===== SUPPLIED DATA
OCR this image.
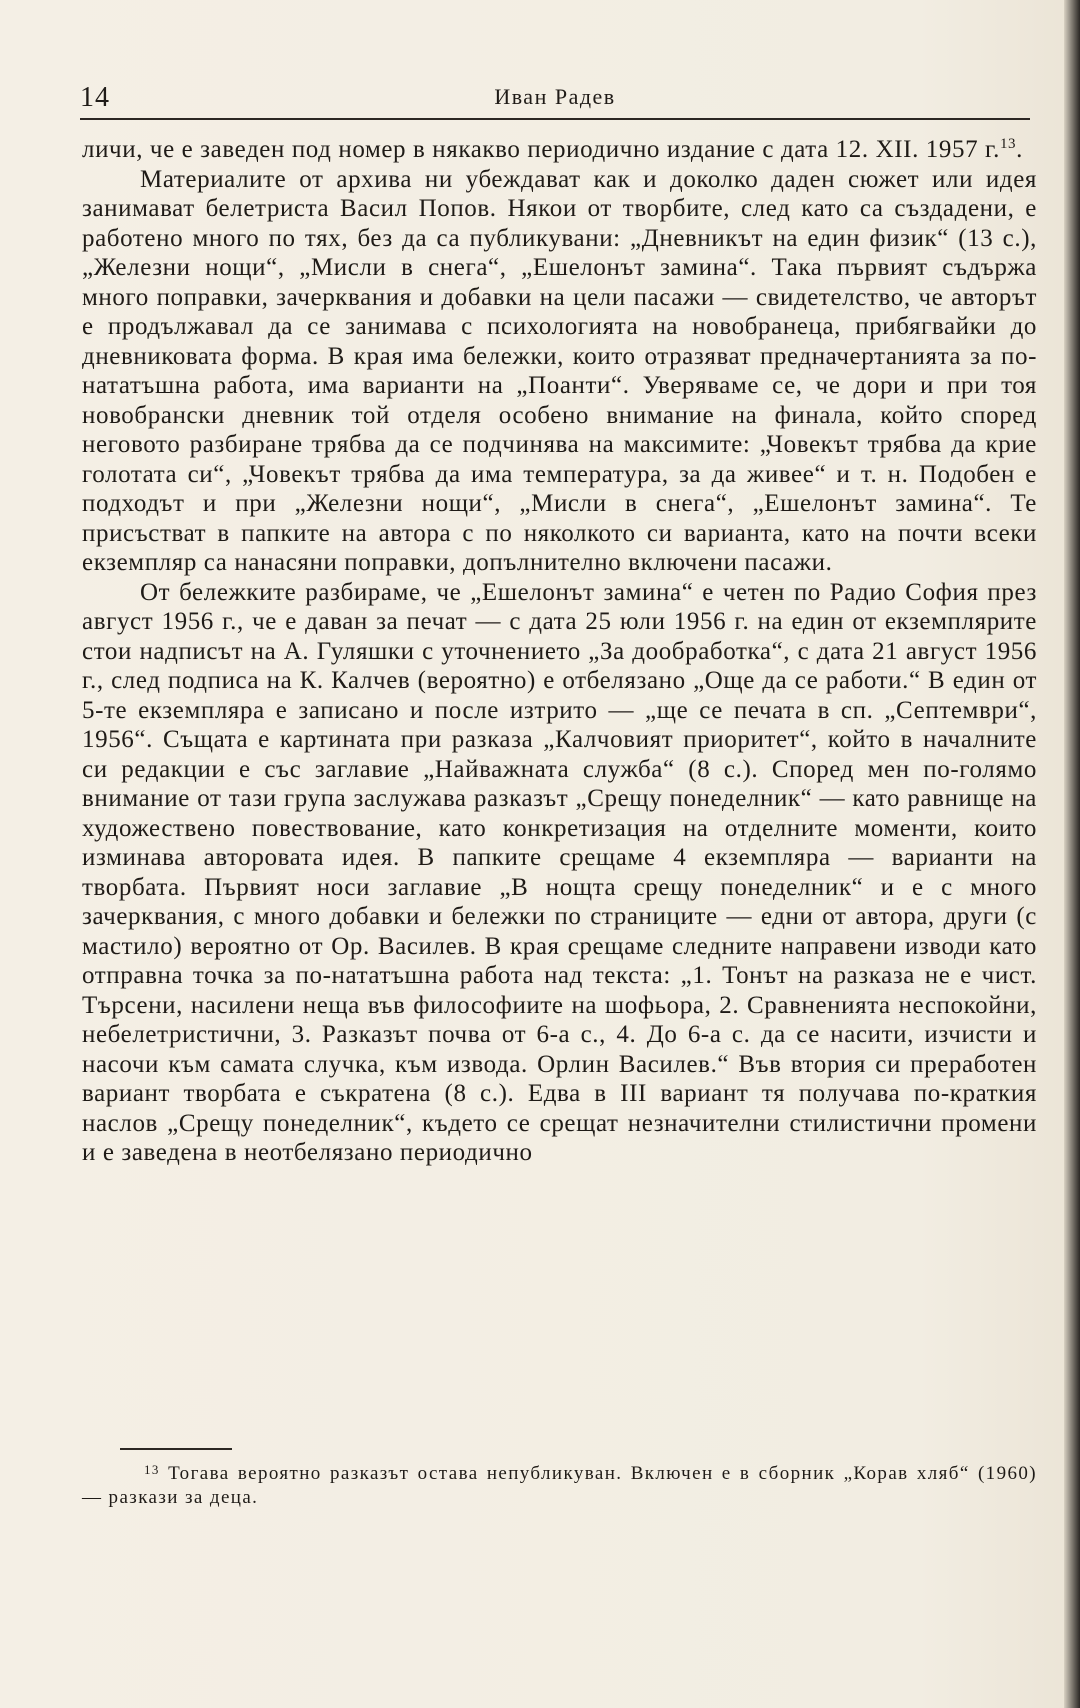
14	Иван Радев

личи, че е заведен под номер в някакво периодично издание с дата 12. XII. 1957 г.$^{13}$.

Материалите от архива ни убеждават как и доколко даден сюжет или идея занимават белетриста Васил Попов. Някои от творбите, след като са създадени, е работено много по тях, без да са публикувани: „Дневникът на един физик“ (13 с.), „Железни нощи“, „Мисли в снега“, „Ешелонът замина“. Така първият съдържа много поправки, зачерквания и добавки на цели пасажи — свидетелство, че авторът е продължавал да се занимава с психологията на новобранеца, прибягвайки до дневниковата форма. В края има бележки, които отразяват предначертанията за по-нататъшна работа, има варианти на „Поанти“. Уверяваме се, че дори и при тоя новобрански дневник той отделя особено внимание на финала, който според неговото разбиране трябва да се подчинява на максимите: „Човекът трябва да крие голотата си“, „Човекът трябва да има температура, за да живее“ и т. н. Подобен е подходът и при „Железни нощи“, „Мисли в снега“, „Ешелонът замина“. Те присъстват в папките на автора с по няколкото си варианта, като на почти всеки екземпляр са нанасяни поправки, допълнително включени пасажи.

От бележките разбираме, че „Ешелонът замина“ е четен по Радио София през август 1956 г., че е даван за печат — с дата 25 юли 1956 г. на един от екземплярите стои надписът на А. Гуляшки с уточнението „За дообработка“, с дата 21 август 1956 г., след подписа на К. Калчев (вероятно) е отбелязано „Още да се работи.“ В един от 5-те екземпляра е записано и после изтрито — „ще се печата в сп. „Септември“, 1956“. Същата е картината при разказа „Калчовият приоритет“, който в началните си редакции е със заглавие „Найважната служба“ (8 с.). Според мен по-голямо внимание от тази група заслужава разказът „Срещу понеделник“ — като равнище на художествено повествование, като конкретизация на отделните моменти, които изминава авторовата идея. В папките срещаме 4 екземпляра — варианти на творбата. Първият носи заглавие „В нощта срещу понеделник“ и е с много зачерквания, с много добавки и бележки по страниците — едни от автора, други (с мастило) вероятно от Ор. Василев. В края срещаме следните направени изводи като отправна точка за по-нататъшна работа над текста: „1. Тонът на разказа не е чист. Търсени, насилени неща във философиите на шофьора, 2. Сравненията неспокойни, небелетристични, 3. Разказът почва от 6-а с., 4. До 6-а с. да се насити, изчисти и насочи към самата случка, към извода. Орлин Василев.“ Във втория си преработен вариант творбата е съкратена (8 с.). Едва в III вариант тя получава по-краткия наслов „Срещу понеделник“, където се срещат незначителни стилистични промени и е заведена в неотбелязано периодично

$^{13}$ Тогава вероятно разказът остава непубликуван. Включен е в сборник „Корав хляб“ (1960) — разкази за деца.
==========
===== SUPPLIED DATA
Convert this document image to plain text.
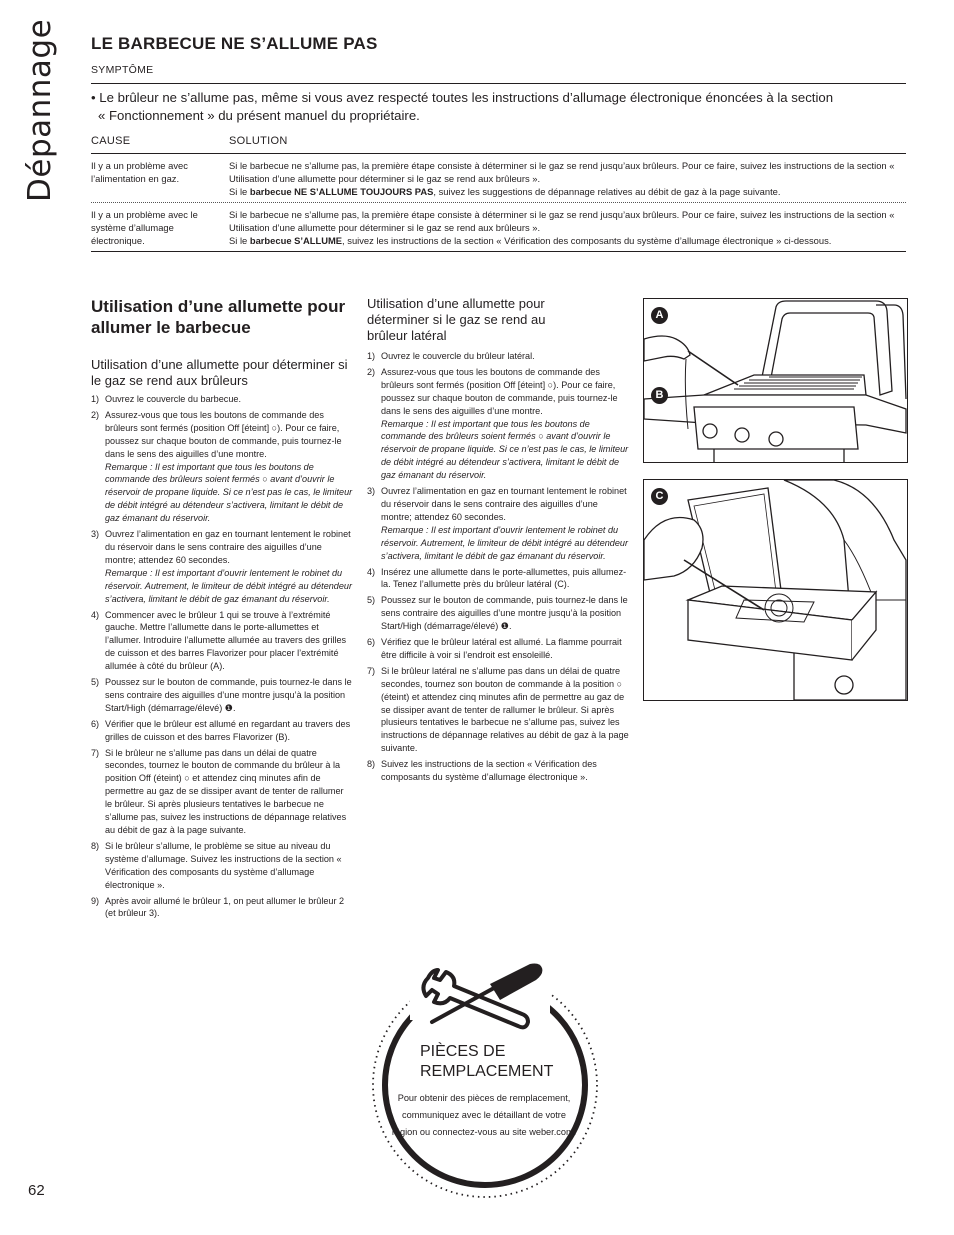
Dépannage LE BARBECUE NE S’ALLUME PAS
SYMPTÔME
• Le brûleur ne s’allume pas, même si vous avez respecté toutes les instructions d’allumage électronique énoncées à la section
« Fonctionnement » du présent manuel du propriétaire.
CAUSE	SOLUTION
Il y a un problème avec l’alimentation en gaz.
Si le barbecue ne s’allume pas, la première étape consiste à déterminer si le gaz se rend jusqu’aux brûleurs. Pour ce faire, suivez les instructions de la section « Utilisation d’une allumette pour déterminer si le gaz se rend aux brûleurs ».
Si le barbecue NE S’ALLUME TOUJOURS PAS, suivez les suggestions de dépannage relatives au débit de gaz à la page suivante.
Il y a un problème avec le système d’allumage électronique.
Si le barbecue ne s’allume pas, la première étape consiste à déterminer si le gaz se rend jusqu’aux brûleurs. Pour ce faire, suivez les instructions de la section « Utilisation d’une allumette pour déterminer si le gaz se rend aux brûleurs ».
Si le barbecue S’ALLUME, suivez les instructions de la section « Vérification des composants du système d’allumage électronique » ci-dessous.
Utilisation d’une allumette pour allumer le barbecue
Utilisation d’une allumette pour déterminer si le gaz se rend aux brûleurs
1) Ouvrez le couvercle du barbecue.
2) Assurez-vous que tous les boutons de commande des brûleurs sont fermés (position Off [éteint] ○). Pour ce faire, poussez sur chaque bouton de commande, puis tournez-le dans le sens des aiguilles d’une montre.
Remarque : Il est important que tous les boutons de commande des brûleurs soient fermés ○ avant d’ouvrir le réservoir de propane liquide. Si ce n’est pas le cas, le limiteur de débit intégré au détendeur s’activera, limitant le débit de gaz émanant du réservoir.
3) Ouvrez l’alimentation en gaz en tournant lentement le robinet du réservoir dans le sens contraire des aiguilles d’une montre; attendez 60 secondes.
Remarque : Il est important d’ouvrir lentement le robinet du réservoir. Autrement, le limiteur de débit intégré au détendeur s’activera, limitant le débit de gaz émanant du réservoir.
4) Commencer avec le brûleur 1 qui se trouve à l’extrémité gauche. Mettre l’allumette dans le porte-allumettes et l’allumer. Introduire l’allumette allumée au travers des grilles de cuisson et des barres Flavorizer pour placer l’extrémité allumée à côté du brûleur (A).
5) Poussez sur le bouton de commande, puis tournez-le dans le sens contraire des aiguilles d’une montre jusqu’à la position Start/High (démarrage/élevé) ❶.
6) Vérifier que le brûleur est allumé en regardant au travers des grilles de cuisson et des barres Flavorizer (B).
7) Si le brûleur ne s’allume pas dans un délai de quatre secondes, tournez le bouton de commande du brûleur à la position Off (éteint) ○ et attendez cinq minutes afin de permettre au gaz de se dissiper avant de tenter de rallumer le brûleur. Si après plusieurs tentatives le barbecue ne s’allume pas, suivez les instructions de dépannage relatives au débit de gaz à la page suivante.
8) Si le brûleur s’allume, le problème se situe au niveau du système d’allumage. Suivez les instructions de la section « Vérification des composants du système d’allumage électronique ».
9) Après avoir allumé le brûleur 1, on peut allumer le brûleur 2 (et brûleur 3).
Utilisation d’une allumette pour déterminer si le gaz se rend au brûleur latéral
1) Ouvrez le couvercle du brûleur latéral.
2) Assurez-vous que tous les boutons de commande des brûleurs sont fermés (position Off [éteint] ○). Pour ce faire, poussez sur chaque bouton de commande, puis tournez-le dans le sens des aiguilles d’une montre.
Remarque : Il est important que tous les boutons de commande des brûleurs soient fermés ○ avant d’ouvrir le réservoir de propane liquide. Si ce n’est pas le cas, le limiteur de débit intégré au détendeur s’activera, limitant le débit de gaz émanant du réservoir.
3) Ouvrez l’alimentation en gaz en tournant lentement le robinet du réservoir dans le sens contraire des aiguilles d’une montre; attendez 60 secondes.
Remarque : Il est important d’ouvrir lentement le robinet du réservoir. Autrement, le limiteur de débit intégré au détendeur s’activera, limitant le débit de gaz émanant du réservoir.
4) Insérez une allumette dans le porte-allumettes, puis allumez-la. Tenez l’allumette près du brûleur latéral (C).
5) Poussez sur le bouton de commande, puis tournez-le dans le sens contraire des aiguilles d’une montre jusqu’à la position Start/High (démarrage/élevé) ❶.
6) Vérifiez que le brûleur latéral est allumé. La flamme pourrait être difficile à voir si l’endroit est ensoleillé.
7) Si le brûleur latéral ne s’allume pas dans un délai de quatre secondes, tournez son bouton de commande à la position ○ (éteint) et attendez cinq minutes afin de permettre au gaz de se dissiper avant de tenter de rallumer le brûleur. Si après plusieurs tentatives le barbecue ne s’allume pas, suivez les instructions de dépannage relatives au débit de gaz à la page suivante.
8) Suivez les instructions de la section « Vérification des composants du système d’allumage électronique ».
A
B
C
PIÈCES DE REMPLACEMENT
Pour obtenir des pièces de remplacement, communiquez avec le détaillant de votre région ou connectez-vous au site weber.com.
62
==========
===== SUPPLIED DATA
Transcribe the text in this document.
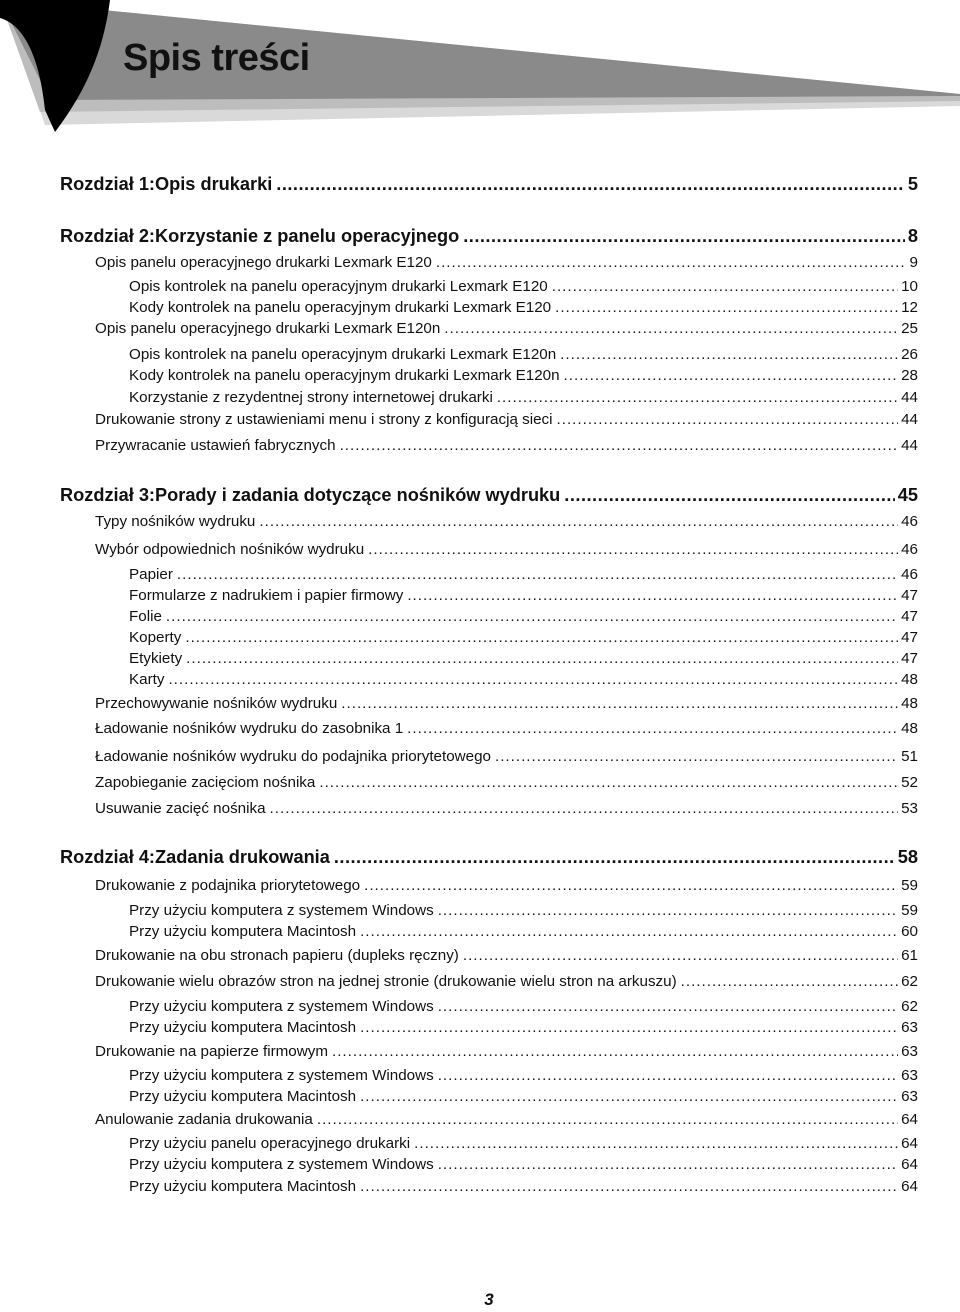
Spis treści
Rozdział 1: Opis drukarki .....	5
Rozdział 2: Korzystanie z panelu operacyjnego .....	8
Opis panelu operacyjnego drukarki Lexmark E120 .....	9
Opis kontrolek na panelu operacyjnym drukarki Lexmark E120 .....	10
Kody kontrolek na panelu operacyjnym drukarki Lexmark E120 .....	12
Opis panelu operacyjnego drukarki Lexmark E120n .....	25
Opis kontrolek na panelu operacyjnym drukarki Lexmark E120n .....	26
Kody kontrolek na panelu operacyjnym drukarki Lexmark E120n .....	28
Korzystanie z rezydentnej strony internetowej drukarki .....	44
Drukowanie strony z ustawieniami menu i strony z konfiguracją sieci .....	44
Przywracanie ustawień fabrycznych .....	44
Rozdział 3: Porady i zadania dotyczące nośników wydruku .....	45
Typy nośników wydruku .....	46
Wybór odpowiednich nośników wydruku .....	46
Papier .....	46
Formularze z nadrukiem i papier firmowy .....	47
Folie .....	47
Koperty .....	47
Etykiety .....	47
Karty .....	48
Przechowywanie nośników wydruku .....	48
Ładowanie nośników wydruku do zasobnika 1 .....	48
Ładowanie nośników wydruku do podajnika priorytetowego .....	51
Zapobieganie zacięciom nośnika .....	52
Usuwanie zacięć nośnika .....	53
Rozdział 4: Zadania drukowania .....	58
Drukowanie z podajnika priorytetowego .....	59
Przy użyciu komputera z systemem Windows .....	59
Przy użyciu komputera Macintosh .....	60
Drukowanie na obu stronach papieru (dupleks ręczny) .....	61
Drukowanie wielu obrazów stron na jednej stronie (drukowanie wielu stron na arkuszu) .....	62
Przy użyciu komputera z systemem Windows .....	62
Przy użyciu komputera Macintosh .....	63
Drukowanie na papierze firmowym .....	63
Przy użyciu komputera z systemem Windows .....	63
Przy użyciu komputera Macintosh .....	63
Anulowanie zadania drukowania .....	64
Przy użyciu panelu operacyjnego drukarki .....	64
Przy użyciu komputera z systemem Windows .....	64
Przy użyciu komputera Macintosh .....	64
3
==========
REQUEST ::
What is the number of lines in the data that hold the string "nośnika"? Answer with the number only.

WRITTEN SOLUTION ::
2